AIM OF THE TASK:
Could you write out the records below exactly as they appear?
══ THE INPUT ══
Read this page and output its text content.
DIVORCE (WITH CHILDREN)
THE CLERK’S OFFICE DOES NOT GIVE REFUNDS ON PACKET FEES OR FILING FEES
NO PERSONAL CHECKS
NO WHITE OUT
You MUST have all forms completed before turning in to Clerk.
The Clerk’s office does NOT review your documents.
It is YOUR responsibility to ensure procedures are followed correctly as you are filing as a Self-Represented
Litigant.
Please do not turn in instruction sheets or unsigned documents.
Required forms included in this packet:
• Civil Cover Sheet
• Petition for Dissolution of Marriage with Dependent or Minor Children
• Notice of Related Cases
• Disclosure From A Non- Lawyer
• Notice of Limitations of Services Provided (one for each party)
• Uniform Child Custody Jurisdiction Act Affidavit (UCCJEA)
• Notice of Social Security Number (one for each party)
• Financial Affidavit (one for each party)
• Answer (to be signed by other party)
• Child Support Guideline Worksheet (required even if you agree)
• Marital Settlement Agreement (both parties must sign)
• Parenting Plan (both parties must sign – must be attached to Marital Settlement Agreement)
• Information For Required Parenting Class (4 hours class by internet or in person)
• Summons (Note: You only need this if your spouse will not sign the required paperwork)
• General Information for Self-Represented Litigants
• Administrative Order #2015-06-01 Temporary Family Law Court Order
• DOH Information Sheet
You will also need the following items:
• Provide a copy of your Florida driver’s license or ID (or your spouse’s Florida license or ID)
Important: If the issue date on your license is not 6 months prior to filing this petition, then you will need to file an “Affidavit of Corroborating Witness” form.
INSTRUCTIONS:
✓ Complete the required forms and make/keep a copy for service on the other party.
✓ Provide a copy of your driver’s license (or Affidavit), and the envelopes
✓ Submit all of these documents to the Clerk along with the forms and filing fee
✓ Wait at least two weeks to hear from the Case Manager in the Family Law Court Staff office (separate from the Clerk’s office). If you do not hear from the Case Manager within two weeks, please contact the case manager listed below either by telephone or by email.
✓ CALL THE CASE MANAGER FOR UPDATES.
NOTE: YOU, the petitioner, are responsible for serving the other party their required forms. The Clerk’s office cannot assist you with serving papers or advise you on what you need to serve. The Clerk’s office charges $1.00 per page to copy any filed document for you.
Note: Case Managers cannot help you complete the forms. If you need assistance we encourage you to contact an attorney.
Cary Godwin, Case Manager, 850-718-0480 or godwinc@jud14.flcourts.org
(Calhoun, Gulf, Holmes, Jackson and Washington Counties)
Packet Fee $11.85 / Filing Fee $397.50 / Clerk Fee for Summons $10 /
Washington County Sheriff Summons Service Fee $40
═══
RESPONSE:
Read this page and output its text content.
DIVORCE (WITH CHILDREN)
THE CLERK’S OFFICE DOES NOT GIVE REFUNDS ON PACKET FEES OR FILING FEES
NO PERSONAL CHECKS
NO WHITE OUT
You MUST have all forms completed before turning in to Clerk.
The Clerk’s office does NOT review your documents.
It is YOUR responsibility to ensure procedures are followed correctly as you are filing as a Self-Represented
Litigant.
Please do not turn in instruction sheets or unsigned documents.
Required forms included in this packet:
• Civil Cover Sheet
• Petition for Dissolution of Marriage with Dependent or Minor Children
• Notice of Related Cases
• Disclosure From A Non- Lawyer
• Notice of Limitations of Services Provided (one for each party)
• Uniform Child Custody Jurisdiction Act Affidavit (UCCJEA)
• Notice of Social Security Number (one for each party)
• Financial Affidavit (one for each party)
• Answer (to be signed by other party)
• Child Support Guideline Worksheet (required even if you agree)
• Marital Settlement Agreement (both parties must sign)
• Parenting Plan (both parties must sign – must be attached to Marital Settlement Agreement)
• Information For Required Parenting Class (4 hours class by internet or in person)
• Summons (Note: You only need this if your spouse will not sign the required paperwork)
• General Information for Self-Represented Litigants
• Administrative Order #2015-06-01 Temporary Family Law Court Order
• DOH Information Sheet
You will also need the following items:
• Provide a copy of your Florida driver’s license or ID (or your spouse’s Florida license or ID)
Important: If the issue date on your license is not 6 months prior to filing this petition, then you will need to file an “Affidavit of Corroborating Witness” form.
INSTRUCTIONS:
✓ Complete the required forms and make/keep a copy for service on the other party.
✓ Provide a copy of your driver’s license (or Affidavit), and the envelopes
✓ Submit all of these documents to the Clerk along with the forms and filing fee
✓ Wait at least two weeks to hear from the Case Manager in the Family Law Court Staff office (separate from the Clerk’s office). If you do not hear from the Case Manager within two weeks, please contact the case manager listed below either by telephone or by email.
✓ CALL THE CASE MANAGER FOR UPDATES.
NOTE: YOU, the petitioner, are responsible for serving the other party their required forms. The Clerk’s office cannot assist you with serving papers or advise you on what you need to serve. The Clerk’s office charges $1.00 per page to copy any filed document for you.
Note: Case Managers cannot help you complete the forms. If you need assistance we encourage you to contact an attorney.
Cary Godwin, Case Manager, 850-718-0480 or godwinc@jud14.flcourts.org
(Calhoun, Gulf, Holmes, Jackson and Washington Counties)
Packet Fee $11.85 / Filing Fee $397.50 / Clerk Fee for Summons $10 /
Washington County Sheriff Summons Service Fee $40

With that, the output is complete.